*** Input data ***

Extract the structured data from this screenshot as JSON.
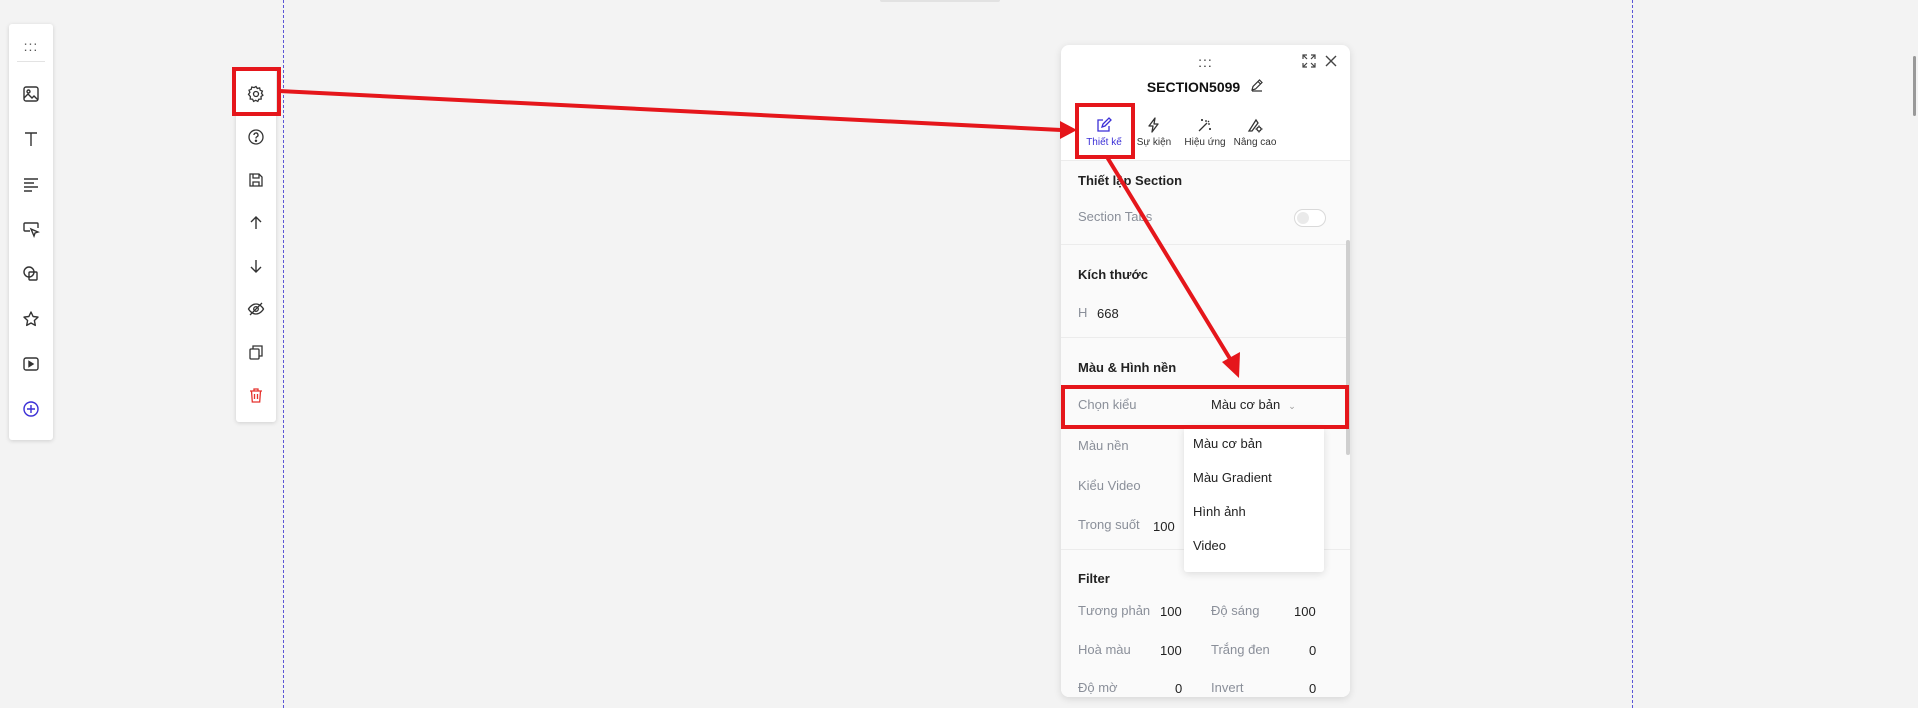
{
  "toolbar_left": {
    "items": [
      {
        "icon": "image-icon"
      },
      {
        "icon": "text-icon"
      },
      {
        "icon": "paragraph-icon"
      },
      {
        "icon": "button-cursor-icon"
      },
      {
        "icon": "shapes-icon"
      },
      {
        "icon": "star-icon"
      },
      {
        "icon": "video-icon"
      },
      {
        "icon": "add-circle-icon"
      }
    ],
    "accent_color": "#3b2fd6"
  },
  "section_toolbar": {
    "items": [
      {
        "icon": "gear-icon"
      },
      {
        "icon": "help-icon"
      },
      {
        "icon": "save-icon"
      },
      {
        "icon": "arrow-up-icon"
      },
      {
        "icon": "arrow-down-icon"
      },
      {
        "icon": "eye-off-icon"
      },
      {
        "icon": "copy-icon"
      },
      {
        "icon": "trash-icon"
      }
    ],
    "delete_color": "#e5322d"
  },
  "panel": {
    "title": "SECTION5099",
    "tabs": [
      {
        "label": "Thiết kế",
        "icon": "edit-icon",
        "active": true
      },
      {
        "label": "Sự kiện",
        "icon": "lightning-icon",
        "active": false
      },
      {
        "label": "Hiệu ứng",
        "icon": "magic-wand-icon",
        "active": false
      },
      {
        "label": "Nâng cao",
        "icon": "advanced-settings-icon",
        "active": false
      }
    ],
    "section_setup": {
      "title": "Thiết lập Section",
      "tabs_label": "Section Tabs",
      "tabs_enabled": false
    },
    "size": {
      "title": "Kích thước",
      "h_label": "H",
      "h_value": "668"
    },
    "color_bg": {
      "title": "Màu & Hình nền",
      "type_label": "Chọn kiểu",
      "type_value": "Màu cơ bản",
      "bg_color_label": "Màu nền",
      "video_type_label": "Kiểu Video",
      "opacity_label": "Trong suốt",
      "opacity_value": "100"
    },
    "dropdown": {
      "options": [
        "Màu cơ bản",
        "Màu Gradient",
        "Hình ảnh",
        "Video"
      ]
    },
    "filter": {
      "title": "Filter",
      "contrast_label": "Tương phản",
      "contrast_value": "100",
      "brightness_label": "Độ sáng",
      "brightness_value": "100",
      "saturation_label": "Hoà màu",
      "saturation_value": "100",
      "grayscale_label": "Trắng đen",
      "grayscale_value": "0",
      "blur_label": "Độ mờ",
      "blur_value": "0",
      "invert_label": "Invert",
      "invert_value": "0"
    }
  },
  "annotation_color": "#e5161b"
}
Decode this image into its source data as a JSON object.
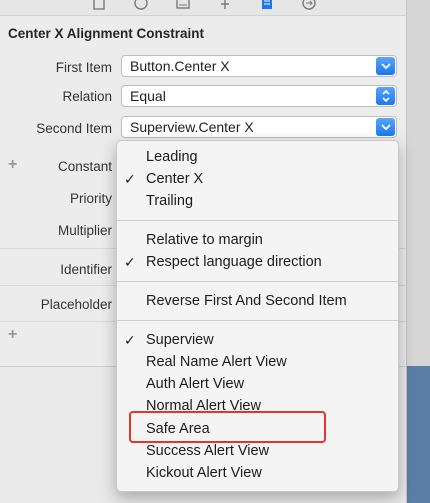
{
  "section_title": "Center X Alignment Constraint",
  "rows": {
    "first_item": {
      "label": "First Item",
      "value": "Button.Center X"
    },
    "relation": {
      "label": "Relation",
      "value": "Equal"
    },
    "second_item": {
      "label": "Second Item",
      "value": "Superview.Center X"
    },
    "constant": {
      "label": "Constant"
    },
    "priority": {
      "label": "Priority"
    },
    "multiplier": {
      "label": "Multiplier"
    },
    "identifier": {
      "label": "Identifier"
    },
    "placeholder": {
      "label": "Placeholder"
    }
  },
  "plus_symbol": "+",
  "menu": {
    "group1": [
      "Leading",
      "Center X",
      "Trailing"
    ],
    "group2": [
      "Relative to margin",
      "Respect language direction"
    ],
    "group3": [
      "Reverse First And Second Item"
    ],
    "group4": [
      "Superview",
      "Real Name Alert View",
      "Auth Alert View",
      "Normal Alert View",
      "Safe Area",
      "Success Alert View",
      "Kickout Alert View"
    ],
    "checkmark": "✓"
  },
  "colors": {
    "accent": "#1a79ec",
    "highlight_box": "#e5342a"
  },
  "icons": [
    "file-icon",
    "help-icon",
    "identity-icon",
    "attributes-icon",
    "size-inspector-icon",
    "connections-icon"
  ]
}
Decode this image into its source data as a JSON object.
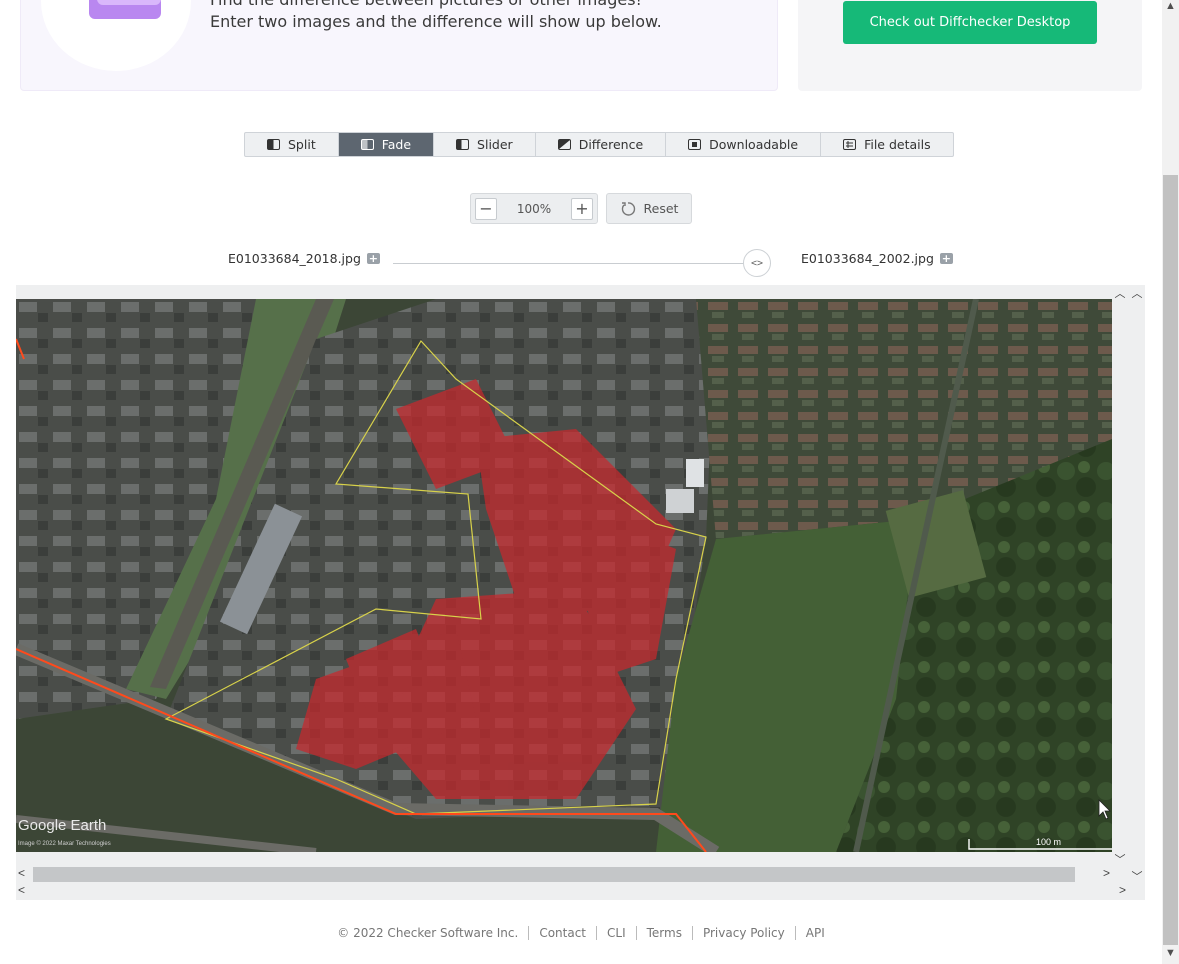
{
  "hero": {
    "line1": "Find the difference between pictures or other images!",
    "line2": "Enter two images and the difference will show up below."
  },
  "promo": {
    "button_label": "Check out Diffchecker Desktop"
  },
  "tabs": [
    {
      "label": "Split",
      "icon": "split-icon",
      "active": false
    },
    {
      "label": "Fade",
      "icon": "fade-icon",
      "active": true
    },
    {
      "label": "Slider",
      "icon": "slider-icon",
      "active": false
    },
    {
      "label": "Difference",
      "icon": "difference-icon",
      "active": false
    },
    {
      "label": "Downloadable",
      "icon": "downloadable-icon",
      "active": false
    },
    {
      "label": "File details",
      "icon": "file-details-icon",
      "active": false
    }
  ],
  "zoom": {
    "value": "100%",
    "minus": "−",
    "plus": "+",
    "reset_label": "Reset"
  },
  "files": {
    "left": "E01033684_2018.jpg",
    "right": "E01033684_2002.jpg",
    "fade_slider": 0.96
  },
  "map": {
    "watermark": "Google Earth",
    "credit": "Image © 2022 Maxar Technologies",
    "scale": "100 m"
  },
  "footer": {
    "copyright": "© 2022 Checker Software Inc.",
    "links": [
      "Contact",
      "CLI",
      "Terms",
      "Privacy Policy",
      "API"
    ]
  },
  "colors": {
    "accent_green": "#16b978",
    "active_tab": "#5d6670",
    "overlay_red": "#c8282d",
    "boundary_yellow": "#d8d24a",
    "boundary_orange": "#ff4a1c"
  }
}
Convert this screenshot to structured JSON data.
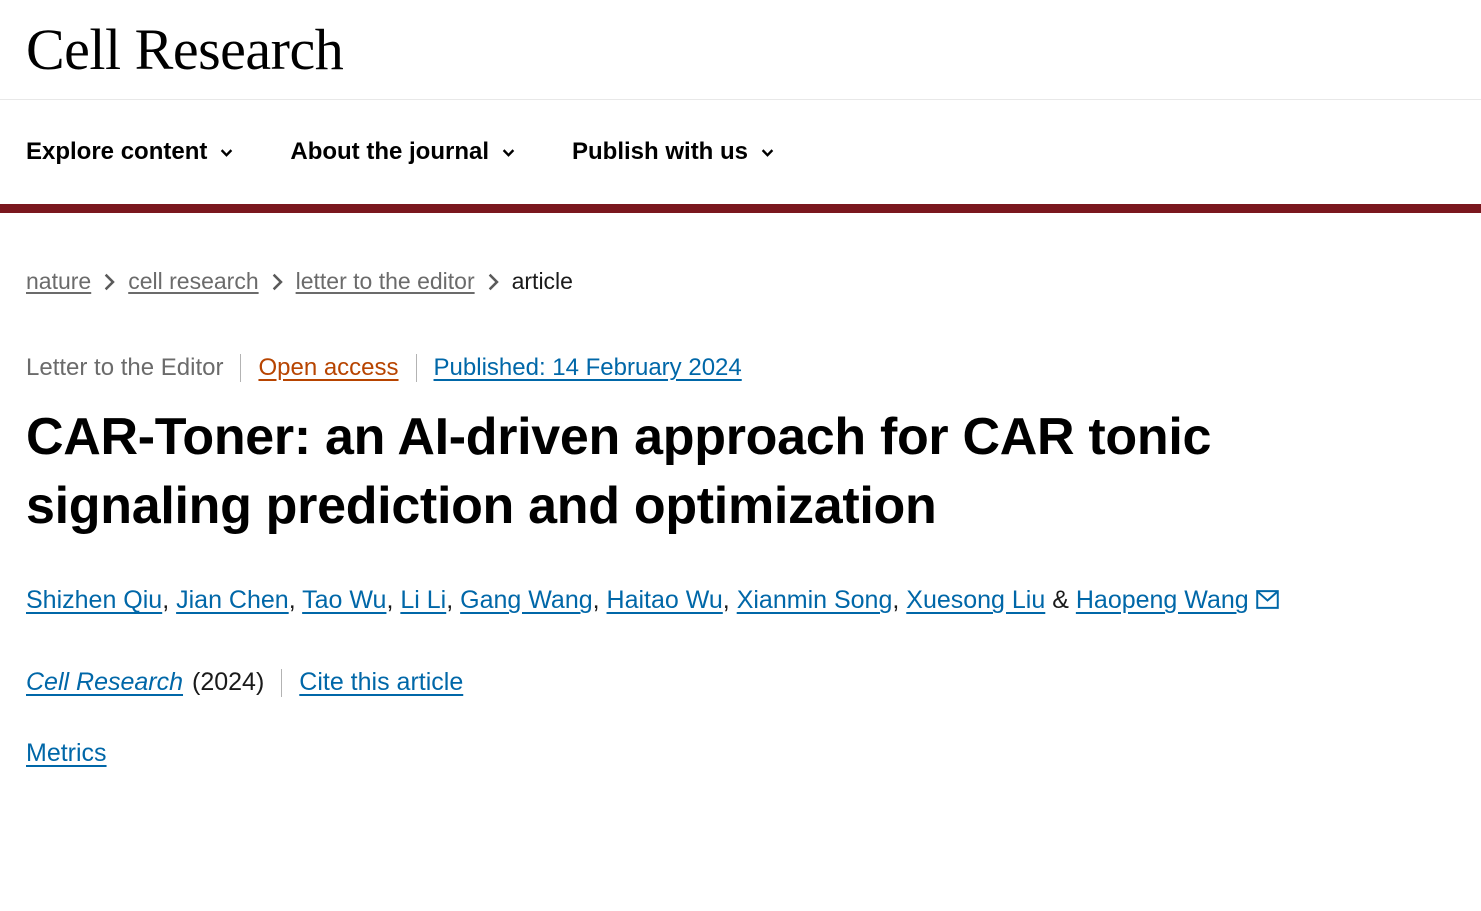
{
  "header": {
    "journal_title": "Cell Research",
    "accent_color": "#7a171e",
    "nav_items": [
      {
        "label": "Explore content",
        "icon": "chevron-down-icon"
      },
      {
        "label": "About the journal",
        "icon": "chevron-down-icon"
      },
      {
        "label": "Publish with us",
        "icon": "chevron-down-icon"
      }
    ]
  },
  "breadcrumb": {
    "items": [
      {
        "label": "nature",
        "is_link": true
      },
      {
        "label": "cell research",
        "is_link": true
      },
      {
        "label": "letter to the editor",
        "is_link": true
      },
      {
        "label": "article",
        "is_link": false
      }
    ],
    "separator_icon": "chevron-right-icon"
  },
  "article": {
    "type": "Letter to the Editor",
    "access": "Open access",
    "access_color": "#b74400",
    "published": "Published: 14 February 2024",
    "link_color": "#0067a8",
    "title": "CAR-Toner: an AI-driven approach for CAR tonic signaling prediction and optimization",
    "authors": [
      "Shizhen Qiu",
      "Jian Chen",
      "Tao Wu",
      "Li Li",
      "Gang Wang",
      "Haitao Wu",
      "Xianmin Song",
      "Xuesong Liu",
      "Haopeng Wang"
    ],
    "author_separator": ", ",
    "final_author_conjunction": " & ",
    "corresponding_author_icon": "envelope-icon",
    "journal_name": "Cell Research",
    "journal_year": "(2024)",
    "cite_label": "Cite this article",
    "metrics_label": "Metrics"
  }
}
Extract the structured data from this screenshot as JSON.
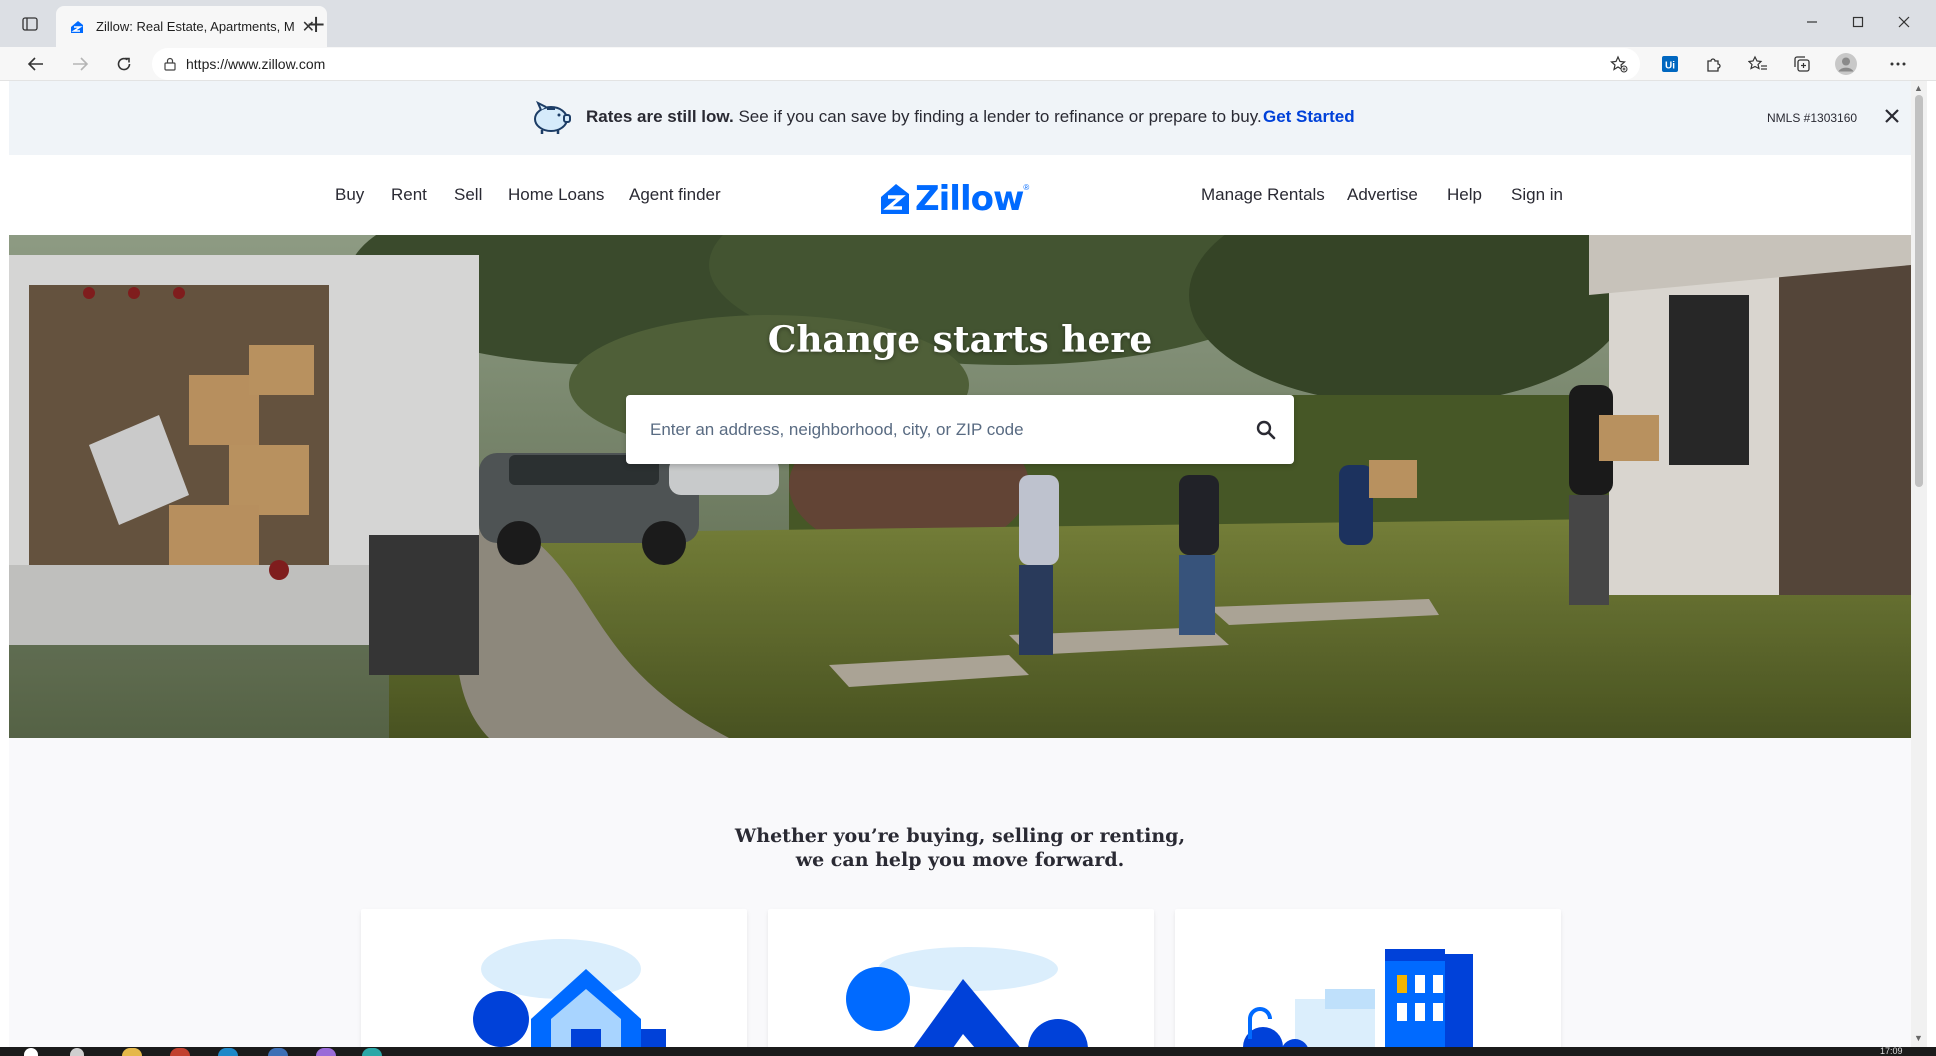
{
  "browser": {
    "tab_title": "Zillow: Real Estate, Apartments, M",
    "url": "https://www.zillow.com"
  },
  "banner": {
    "bold_text": "Rates are still low.",
    "text": " See if you can save by finding a lender to refinance or prepare to buy.",
    "cta": "Get Started",
    "nmls": "NMLS #1303160"
  },
  "nav": {
    "left": [
      "Buy",
      "Rent",
      "Sell",
      "Home Loans",
      "Agent finder"
    ],
    "logo": "Zillow",
    "right": [
      "Manage Rentals",
      "Advertise",
      "Help",
      "Sign in"
    ]
  },
  "hero": {
    "headline": "Change starts here",
    "search_placeholder": "Enter an address, neighborhood, city, or ZIP code"
  },
  "tagline": {
    "line1": "Whether you’re buying, selling or renting,",
    "line2": "we can help you move forward."
  },
  "colors": {
    "brand": "#006aff",
    "cta": "#0041d9",
    "banner_bg": "#f0f4f8"
  },
  "taskbar": {
    "clock": "17:09"
  }
}
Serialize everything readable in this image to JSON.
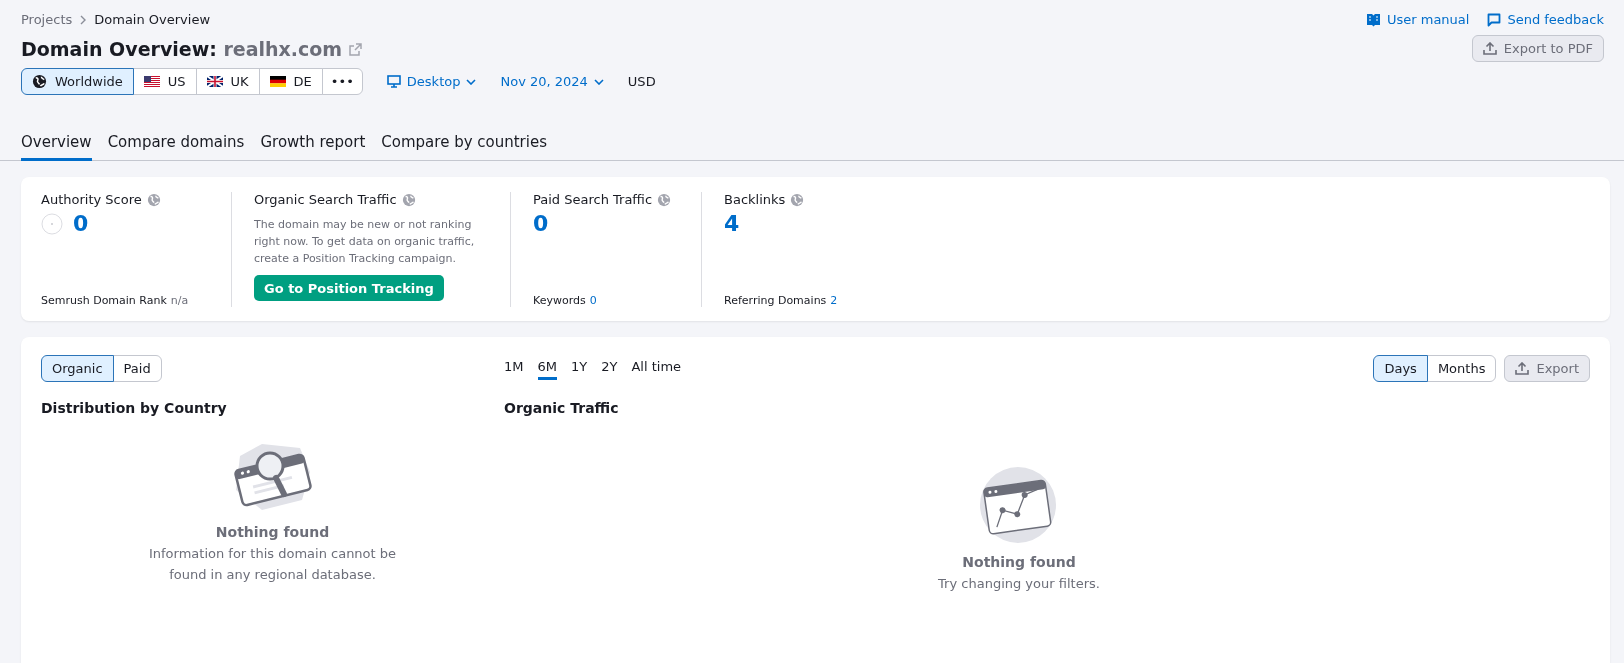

***

> _Objective_
Pull out all lines from the entries above that include the word "Thiết".

> _Full answer_
        "label": "Thiết kế",
      "title": "Thiết lập Section",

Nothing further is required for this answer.